RAW RECORDS
::::::

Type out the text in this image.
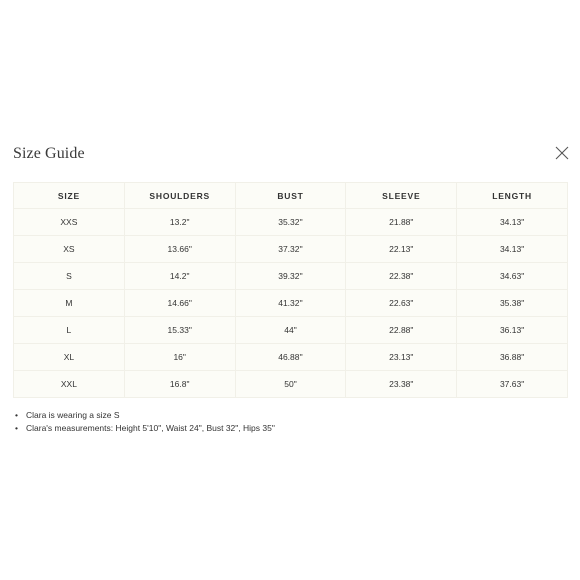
Size Guide
SIZE	SHOULDERS	BUST	SLEEVE	LENGTH
XXS	13.2"	35.32''	21.88"	34.13"
XS	13.66"	37.32''	22.13"	34.13"
S	14.2"	39.32''	22.38"	34.63"
M	14.66"	41.32''	22.63"	35.38"
L	15.33"	44"	22.88"	36.13"
XL	16"	46.88''	23.13"	36.88"
XXL	16.8"	50"	23.38"	37.63"
• Clara is wearing a size S
• Clara's measurements: Height 5'10", Waist 24", Bust 32", Hips 35"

::::::

AIM
Each line of the data that includes the word "Clara" counts once; report the total and nothing more.

EXERCISE RESPONSE
2